For the entries below, how many lines include the word "BrokerTec"? Give the figure and nothing more.

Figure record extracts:
______________________________

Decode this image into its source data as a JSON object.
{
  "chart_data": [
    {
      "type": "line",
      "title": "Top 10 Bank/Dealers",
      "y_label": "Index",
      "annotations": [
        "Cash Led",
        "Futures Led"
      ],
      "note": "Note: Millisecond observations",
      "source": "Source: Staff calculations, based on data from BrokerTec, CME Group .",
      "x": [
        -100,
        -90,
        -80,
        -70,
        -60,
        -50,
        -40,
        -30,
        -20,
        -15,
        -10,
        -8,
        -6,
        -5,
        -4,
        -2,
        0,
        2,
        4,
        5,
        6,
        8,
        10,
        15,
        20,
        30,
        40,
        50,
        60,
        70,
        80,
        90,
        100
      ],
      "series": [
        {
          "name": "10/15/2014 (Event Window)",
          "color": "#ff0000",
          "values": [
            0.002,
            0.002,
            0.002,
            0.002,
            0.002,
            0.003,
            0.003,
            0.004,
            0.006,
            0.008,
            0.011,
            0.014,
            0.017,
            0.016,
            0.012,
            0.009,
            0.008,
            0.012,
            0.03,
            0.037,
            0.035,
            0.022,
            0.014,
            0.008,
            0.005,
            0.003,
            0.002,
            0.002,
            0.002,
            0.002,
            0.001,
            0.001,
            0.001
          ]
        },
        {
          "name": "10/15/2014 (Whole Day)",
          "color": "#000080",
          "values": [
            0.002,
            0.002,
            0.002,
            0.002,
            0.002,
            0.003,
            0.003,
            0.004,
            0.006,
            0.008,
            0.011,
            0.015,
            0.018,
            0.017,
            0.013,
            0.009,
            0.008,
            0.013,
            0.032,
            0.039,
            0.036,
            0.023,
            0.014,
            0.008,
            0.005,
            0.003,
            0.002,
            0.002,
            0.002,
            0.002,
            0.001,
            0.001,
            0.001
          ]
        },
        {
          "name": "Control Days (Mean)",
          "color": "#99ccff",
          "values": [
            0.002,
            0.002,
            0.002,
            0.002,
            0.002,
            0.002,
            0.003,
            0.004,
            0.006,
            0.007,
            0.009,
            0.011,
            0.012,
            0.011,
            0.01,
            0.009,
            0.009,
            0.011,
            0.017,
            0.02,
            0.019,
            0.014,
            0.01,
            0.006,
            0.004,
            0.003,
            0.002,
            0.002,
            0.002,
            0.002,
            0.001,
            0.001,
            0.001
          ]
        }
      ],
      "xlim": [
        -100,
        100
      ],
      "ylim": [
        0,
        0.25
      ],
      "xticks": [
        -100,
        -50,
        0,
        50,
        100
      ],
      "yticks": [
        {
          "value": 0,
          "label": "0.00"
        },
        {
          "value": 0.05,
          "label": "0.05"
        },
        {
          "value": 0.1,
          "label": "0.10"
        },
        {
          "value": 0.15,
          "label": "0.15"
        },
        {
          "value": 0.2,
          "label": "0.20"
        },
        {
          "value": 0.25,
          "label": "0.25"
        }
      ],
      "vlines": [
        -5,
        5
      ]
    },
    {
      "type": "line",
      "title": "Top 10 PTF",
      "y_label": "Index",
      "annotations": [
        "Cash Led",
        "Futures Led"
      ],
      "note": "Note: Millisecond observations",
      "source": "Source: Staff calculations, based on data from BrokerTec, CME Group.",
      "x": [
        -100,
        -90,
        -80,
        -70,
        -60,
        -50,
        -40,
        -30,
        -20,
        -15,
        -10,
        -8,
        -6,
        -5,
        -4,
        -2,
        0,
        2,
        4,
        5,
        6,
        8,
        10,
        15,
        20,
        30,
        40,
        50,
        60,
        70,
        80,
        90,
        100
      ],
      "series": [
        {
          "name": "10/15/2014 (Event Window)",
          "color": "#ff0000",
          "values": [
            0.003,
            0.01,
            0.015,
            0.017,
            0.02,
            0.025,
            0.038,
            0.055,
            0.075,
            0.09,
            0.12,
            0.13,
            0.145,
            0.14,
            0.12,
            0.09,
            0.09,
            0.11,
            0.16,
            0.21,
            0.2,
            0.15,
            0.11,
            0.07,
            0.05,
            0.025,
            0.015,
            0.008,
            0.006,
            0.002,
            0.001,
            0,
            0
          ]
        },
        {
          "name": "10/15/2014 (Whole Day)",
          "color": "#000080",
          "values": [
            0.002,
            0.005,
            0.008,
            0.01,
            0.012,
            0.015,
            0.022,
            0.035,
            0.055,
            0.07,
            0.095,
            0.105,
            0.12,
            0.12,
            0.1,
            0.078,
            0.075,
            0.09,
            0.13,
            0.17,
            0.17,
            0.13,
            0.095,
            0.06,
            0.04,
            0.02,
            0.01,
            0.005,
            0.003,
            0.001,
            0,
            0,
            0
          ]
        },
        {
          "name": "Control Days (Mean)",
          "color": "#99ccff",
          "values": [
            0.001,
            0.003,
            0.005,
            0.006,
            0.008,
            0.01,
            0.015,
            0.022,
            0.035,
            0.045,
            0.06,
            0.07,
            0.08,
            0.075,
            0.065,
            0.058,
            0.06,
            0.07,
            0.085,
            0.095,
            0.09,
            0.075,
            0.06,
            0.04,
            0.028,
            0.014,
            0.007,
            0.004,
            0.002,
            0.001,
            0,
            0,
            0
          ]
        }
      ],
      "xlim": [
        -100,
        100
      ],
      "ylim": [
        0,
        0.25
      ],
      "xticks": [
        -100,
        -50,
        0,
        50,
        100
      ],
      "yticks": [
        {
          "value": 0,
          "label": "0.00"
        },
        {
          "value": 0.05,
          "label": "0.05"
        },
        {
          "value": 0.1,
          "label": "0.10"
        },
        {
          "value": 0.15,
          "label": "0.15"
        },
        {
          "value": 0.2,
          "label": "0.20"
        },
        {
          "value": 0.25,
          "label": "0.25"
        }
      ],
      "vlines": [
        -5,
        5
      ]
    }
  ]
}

______________________________

* **Exercise response**: 2